Goal
Collect all the lines that mention the word "terminal".

● ● ● ● ●

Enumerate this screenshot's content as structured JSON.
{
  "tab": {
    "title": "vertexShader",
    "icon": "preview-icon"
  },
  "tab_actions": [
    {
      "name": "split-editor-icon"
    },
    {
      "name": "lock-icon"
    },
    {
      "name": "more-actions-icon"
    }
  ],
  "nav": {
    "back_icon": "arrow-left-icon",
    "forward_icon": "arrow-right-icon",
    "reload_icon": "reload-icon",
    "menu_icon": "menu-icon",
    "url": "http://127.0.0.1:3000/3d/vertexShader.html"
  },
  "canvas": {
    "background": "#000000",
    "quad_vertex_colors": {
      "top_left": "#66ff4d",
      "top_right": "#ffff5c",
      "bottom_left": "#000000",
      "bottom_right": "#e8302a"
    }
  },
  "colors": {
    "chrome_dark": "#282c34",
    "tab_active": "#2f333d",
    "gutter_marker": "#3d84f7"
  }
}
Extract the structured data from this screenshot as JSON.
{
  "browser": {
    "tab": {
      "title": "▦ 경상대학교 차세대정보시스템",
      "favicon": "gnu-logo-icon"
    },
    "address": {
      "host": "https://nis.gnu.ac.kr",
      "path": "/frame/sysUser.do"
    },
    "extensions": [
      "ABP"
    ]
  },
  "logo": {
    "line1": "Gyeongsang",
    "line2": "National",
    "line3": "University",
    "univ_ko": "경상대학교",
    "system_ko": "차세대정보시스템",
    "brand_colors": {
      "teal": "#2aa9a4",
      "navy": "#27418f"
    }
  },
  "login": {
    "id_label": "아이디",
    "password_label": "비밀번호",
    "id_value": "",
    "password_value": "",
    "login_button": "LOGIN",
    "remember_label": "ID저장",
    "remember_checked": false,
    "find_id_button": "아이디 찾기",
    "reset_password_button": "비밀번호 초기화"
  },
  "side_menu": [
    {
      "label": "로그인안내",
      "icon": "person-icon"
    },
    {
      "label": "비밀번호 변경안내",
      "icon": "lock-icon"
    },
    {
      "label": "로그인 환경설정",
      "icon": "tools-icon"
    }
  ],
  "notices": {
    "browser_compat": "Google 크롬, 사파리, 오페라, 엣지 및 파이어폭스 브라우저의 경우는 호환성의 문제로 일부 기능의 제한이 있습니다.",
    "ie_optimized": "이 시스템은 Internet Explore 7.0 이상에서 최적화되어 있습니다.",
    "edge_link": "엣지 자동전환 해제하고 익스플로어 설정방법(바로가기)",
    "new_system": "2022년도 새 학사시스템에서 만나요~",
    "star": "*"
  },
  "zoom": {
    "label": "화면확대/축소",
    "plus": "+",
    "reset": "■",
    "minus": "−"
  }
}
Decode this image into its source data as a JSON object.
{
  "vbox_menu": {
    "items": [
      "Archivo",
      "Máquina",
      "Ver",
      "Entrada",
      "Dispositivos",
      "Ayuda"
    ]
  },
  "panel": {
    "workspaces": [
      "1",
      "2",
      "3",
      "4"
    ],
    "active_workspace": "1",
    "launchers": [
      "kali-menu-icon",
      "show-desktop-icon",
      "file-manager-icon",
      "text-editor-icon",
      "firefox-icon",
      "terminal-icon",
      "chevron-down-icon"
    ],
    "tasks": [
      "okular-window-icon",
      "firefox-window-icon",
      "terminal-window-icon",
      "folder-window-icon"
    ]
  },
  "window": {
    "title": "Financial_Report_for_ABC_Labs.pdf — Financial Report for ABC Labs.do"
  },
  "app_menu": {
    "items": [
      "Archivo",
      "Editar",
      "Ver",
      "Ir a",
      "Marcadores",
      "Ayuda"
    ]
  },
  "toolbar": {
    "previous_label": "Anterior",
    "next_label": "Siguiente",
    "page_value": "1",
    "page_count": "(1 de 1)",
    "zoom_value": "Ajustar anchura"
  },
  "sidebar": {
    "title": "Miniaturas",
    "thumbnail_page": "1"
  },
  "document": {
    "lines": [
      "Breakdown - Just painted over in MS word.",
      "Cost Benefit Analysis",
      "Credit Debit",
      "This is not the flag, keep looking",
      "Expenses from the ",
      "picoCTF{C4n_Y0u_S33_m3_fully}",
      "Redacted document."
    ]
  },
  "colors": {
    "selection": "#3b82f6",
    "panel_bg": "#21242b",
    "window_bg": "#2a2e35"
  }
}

● ● ● ● ●

Exercise solution
      "terminal-icon",
      "terminal-window-icon",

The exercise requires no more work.